Read the listing and extract each line that includes the word "mszq".

→ Records supplied
━━━━━━━━━━
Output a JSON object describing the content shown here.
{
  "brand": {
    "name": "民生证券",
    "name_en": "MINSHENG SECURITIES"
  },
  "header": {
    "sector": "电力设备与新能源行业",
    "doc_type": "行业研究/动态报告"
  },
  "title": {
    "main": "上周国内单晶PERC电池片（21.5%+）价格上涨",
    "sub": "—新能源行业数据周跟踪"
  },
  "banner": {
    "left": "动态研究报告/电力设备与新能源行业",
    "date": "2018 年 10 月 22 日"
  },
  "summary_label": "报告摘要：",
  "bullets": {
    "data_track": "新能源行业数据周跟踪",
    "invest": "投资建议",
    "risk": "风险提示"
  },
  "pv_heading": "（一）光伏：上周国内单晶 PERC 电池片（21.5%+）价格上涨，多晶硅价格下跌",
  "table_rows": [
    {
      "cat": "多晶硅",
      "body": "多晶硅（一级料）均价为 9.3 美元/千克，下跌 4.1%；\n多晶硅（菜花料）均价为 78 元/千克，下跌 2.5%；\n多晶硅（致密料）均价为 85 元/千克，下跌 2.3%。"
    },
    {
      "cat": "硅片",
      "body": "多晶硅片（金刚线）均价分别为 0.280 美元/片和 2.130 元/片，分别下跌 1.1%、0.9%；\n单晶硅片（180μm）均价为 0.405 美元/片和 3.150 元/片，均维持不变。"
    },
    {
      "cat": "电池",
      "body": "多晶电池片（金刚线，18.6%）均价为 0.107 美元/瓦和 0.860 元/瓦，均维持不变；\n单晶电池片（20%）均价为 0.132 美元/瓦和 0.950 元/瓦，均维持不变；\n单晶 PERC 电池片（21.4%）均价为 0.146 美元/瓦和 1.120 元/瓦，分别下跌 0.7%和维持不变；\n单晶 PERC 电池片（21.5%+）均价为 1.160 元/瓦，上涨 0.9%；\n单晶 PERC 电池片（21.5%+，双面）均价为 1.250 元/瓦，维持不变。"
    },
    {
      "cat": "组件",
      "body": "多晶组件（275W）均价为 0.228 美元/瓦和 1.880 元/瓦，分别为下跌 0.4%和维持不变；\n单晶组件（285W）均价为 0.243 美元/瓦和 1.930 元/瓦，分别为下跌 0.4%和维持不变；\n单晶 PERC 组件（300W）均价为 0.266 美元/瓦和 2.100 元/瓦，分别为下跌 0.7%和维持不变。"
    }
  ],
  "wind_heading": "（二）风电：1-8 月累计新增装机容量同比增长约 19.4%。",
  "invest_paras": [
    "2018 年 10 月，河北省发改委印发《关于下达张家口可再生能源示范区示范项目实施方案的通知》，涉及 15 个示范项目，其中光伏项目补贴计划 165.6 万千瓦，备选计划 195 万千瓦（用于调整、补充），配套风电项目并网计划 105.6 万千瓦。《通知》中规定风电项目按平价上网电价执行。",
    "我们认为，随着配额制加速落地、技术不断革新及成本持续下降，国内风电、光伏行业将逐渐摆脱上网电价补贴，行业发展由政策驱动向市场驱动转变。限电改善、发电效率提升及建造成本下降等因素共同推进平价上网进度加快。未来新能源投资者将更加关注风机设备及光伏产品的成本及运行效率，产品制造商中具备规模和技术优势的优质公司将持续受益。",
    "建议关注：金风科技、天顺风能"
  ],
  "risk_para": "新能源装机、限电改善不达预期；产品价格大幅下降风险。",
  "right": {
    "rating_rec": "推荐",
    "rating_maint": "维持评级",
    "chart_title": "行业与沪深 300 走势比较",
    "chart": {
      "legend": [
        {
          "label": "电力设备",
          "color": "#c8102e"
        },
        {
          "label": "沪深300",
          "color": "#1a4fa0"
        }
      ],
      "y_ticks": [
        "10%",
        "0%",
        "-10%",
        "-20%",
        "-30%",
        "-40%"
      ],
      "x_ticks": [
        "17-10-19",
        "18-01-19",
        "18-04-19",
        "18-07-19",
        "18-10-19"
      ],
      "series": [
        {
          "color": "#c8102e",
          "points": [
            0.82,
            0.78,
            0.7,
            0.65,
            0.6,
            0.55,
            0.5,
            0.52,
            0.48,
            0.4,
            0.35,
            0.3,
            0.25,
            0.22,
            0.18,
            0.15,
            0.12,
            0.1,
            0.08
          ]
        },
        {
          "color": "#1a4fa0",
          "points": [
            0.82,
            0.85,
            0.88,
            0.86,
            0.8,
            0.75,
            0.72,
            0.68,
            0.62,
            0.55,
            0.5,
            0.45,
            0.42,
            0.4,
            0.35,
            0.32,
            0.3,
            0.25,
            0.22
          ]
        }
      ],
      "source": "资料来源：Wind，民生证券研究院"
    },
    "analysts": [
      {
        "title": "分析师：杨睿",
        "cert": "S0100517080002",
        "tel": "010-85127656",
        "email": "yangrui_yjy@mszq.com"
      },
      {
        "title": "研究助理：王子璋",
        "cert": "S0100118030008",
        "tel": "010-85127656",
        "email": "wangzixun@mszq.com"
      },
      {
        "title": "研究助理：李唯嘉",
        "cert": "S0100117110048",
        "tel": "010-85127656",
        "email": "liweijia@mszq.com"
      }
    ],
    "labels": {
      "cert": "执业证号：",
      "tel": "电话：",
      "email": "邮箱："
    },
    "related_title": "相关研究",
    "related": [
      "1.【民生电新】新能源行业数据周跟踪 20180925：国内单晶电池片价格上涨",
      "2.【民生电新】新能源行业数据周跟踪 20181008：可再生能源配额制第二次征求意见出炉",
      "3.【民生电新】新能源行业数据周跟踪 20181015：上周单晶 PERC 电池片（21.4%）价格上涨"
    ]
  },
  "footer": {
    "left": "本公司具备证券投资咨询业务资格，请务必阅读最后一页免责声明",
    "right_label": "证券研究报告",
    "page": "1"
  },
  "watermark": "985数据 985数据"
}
━━━━━━━━━━
→ Correct output
        "email": "yangrui_yjy@mszq.com"
        "email": "wangzixun@mszq.com"
        "email": "liweijia@mszq.com"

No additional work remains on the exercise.